**GIVEN TEXT**

##############################

There's only one way to fix it. Properly. Don't have it there! :)


It's like this. Picture a bunch of 4 year olds in a room. In the center of the room there's a bowl of Haribo. As the adult leaves the room, he says.. Kids, don't touch the Haribo.

At first the kids may listen, but, sooner or later.. all the Haribo will go.

If there were no Haribo in the room, the kids would get on and play.


Any and all of the suggestions so far about combat logging have been about either a) punishing the kids for taking the Haribo (how do you prove who took what? Some kids probably didn't touch them... or b) somehow poisoning / contaminating the Haribo so the kids are put off touching them... but in doing so, ruin the Haribo for everyone else.

About time we steered clear of thinking of ways to turn the Haribo bad... or thinking of ways to punish the kids for taking something that is so in view it's almost baiting them to have some.

The only proper thing to do is make combat logging irrelevant through architectural change. If that's not going to happen, then combat logging will never stop. Human nature.
 
AI don't combat log, nor do they disconnect. They're a product of the server and client. I have no idea what you are even trying to say. AI don't combat log, they don't ALT-F4, they suck it up like good little AI soldiers. The problem isn't the disconnect, it's that frontier have decided to toss player ships on rails when there's a disconnect, and cause the player's ship to become invulnerable.

The Player's ships do not suddenly become controlled by AI in a disconnect state; they go onto rails and become impervious to damage, until the game clients finally give up waiting and de-spawn the assets involved (ie the ship). This is incredibly handy if you want to avoid consequences, which is the actual thrust of the problem.

Frontier can't necessarily tell if the connection was legitimately dropped or the client killed. But I'm not sure that's really sufficient enough reason to keep a system that actually rewards CLing. Very very few multiplayer games do this on impervious on-rails business though, because, oddly enough, it's incredibly abusable.

You need to read the posts to which I was replying, starting at #147. If you do then you will understand the hypothesis in the situation that CMDR S Russell posited. The current in-game AIs operate the way you state but they are not the ones to which he and I were referring. It pays to read the thread back from the post you don't understand in cases like this using the (source) link conveniently provided.

##############################

**STORED ROWS**
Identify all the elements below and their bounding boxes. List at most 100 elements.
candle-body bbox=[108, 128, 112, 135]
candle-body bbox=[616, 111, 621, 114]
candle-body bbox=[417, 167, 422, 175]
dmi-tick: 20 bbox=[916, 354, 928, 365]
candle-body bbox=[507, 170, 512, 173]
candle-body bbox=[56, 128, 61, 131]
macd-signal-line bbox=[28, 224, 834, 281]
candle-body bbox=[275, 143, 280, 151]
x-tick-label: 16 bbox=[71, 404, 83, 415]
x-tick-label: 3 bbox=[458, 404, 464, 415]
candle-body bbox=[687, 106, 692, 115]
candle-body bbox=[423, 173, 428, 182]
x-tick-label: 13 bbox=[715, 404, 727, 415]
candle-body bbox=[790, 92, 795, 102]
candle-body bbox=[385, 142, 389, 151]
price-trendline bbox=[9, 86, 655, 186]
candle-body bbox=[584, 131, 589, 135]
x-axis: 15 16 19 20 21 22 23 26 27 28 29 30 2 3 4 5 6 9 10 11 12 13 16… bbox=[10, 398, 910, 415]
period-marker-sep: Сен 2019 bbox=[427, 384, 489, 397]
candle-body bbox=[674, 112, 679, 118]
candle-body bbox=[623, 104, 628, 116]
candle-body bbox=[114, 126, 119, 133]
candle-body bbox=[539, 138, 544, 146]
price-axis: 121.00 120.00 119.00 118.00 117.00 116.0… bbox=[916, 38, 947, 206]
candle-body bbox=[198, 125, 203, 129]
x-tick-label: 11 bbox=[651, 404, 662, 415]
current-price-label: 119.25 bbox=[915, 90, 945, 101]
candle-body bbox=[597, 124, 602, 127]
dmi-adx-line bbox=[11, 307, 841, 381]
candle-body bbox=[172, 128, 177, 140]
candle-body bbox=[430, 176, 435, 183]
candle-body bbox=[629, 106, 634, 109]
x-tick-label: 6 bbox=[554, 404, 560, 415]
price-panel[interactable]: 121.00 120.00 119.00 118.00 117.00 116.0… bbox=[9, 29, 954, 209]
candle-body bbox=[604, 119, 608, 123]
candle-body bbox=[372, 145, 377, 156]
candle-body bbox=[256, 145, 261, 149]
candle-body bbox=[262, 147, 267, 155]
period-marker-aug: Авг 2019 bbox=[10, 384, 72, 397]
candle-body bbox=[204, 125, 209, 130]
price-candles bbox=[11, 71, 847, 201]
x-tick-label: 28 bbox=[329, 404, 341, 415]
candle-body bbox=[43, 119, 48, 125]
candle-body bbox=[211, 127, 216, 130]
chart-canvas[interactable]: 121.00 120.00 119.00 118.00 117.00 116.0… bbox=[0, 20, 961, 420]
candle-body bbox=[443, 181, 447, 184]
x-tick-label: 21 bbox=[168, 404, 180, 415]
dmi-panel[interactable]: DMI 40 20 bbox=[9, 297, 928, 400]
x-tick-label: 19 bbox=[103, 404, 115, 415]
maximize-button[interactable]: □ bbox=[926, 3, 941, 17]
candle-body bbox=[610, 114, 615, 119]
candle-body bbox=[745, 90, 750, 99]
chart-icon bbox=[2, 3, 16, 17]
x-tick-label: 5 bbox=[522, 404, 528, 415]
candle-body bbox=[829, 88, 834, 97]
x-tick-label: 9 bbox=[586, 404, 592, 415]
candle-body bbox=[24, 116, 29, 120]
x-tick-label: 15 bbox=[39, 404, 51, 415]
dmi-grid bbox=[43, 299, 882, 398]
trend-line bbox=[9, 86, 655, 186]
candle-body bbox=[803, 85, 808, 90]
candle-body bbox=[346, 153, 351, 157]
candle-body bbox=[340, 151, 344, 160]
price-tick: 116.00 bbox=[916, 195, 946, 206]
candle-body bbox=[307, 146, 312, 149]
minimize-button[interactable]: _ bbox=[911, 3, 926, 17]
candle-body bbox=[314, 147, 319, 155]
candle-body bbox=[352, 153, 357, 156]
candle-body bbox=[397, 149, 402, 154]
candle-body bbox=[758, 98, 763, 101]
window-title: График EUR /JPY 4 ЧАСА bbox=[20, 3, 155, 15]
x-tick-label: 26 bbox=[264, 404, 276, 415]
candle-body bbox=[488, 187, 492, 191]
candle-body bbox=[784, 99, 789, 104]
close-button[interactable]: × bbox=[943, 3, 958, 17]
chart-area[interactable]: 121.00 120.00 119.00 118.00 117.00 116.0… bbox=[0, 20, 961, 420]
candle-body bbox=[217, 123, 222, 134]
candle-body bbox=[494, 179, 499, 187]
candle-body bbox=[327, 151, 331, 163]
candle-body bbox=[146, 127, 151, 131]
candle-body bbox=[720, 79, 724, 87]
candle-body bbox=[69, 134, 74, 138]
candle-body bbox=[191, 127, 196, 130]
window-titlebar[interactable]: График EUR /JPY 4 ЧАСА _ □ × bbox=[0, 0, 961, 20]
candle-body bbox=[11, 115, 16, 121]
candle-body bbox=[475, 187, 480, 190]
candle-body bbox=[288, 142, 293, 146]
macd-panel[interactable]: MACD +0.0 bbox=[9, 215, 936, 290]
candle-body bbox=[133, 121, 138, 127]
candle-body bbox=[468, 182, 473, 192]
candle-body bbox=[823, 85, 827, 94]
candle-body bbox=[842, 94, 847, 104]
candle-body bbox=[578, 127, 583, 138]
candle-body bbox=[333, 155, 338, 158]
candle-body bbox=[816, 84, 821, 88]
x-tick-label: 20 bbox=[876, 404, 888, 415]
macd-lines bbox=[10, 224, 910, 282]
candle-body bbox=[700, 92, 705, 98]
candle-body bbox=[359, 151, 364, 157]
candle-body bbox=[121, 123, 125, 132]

##############################

**REQUIREMENTS**
Reproduce the forum post on combat logging starting with "Any and all" and going on through "for everyone else.", swapping "Haribo" for "candy". The rows have nothing to do with the forum post on combat logging.

**FULL OUTPUT**
Any and all of the suggestions so far about combat logging have been about either a) punishing the kids for taking the candy (how do you prove who took what? Some kids probably didn't touch them... or b) somehow poisoning / contaminating the candy so the kids are put off touching them... but in doing so, ruin the candy for everyone else.